[TASK DESCRIPTION]
Write every line of the material out exactly as shown.

(Figure contents as structured data)
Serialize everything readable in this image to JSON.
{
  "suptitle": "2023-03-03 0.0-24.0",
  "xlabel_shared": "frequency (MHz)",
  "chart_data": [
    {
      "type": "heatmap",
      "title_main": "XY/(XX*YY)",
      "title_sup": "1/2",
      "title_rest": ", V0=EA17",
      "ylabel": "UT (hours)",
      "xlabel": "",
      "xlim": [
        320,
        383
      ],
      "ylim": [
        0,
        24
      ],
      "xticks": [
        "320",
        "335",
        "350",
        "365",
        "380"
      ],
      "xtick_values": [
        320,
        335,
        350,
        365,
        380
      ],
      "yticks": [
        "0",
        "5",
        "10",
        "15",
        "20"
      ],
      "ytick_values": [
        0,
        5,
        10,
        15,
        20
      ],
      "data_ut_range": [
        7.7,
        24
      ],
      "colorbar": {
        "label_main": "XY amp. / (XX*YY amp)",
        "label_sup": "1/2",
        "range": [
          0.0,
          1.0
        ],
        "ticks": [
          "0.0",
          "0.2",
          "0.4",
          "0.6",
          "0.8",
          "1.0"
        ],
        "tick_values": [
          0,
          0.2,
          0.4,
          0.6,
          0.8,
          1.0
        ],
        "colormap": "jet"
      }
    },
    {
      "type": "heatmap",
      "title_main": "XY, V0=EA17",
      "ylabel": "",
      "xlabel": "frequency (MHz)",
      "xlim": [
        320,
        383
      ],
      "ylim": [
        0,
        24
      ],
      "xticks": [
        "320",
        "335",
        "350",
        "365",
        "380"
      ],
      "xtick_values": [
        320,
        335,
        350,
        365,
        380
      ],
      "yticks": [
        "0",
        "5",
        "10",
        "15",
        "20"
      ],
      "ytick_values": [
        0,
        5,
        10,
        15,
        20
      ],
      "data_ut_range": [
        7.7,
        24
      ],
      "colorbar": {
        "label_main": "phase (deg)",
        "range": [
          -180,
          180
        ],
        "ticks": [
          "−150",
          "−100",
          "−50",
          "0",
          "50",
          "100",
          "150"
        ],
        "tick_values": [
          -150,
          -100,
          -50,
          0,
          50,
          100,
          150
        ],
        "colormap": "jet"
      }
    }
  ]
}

[RESULT OF THIS EXERCISE]
Serialize everything readable in this image to JSON.
{
  "suptitle": "2023-03-03 0.0-24.0",
  "xlabel_shared": "frequency (MHz)",
  "chart_data": [
    {
      "type": "heatmap",
      "title_main": "XY/(XX*YY)",
      "title_sup": "1/2",
      "title_rest": ", V0=EA17",
      "ylabel": "UT (hours)",
      "xlabel": "",
      "xlim": [
        320,
        383
      ],
      "ylim": [
        0,
        24
      ],
      "xticks": [
        "320",
        "335",
        "350",
        "365",
        "380"
      ],
      "xtick_values": [
        320,
        335,
        350,
        365,
        380
      ],
      "yticks": [
        "0",
        "5",
        "10",
        "15",
        "20"
      ],
      "ytick_values": [
        0,
        5,
        10,
        15,
        20
      ],
      "data_ut_range": [
        7.7,
        24
      ],
      "colorbar": {
        "label_main": "XY amp. / (XX*YY amp)",
        "label_sup": "1/2",
        "range": [
          0.0,
          1.0
        ],
        "ticks": [
          "0.0",
          "0.2",
          "0.4",
          "0.6",
          "0.8",
          "1.0"
        ],
        "tick_values": [
          0,
          0.2,
          0.4,
          0.6,
          0.8,
          1.0
        ],
        "colormap": "jet"
      }
    },
    {
      "type": "heatmap",
      "title_main": "XY, V0=EA17",
      "ylabel": "",
      "xlabel": "frequency (MHz)",
      "xlim": [
        320,
        383
      ],
      "ylim": [
        0,
        24
      ],
      "xticks": [
        "320",
        "335",
        "350",
        "365",
        "380"
      ],
      "xtick_values": [
        320,
        335,
        350,
        365,
        380
      ],
      "yticks": [
        "0",
        "5",
        "10",
        "15",
        "20"
      ],
      "ytick_values": [
        0,
        5,
        10,
        15,
        20
      ],
      "data_ut_range": [
        7.7,
        24
      ],
      "colorbar": {
        "label_main": "phase (deg)",
        "range": [
          -180,
          180
        ],
        "ticks": [
          "−150",
          "−100",
          "−50",
          "0",
          "50",
          "100",
          "150"
        ],
        "tick_values": [
          -150,
          -100,
          -50,
          0,
          50,
          100,
          150
        ],
        "colormap": "jet"
      }
    }
  ]
}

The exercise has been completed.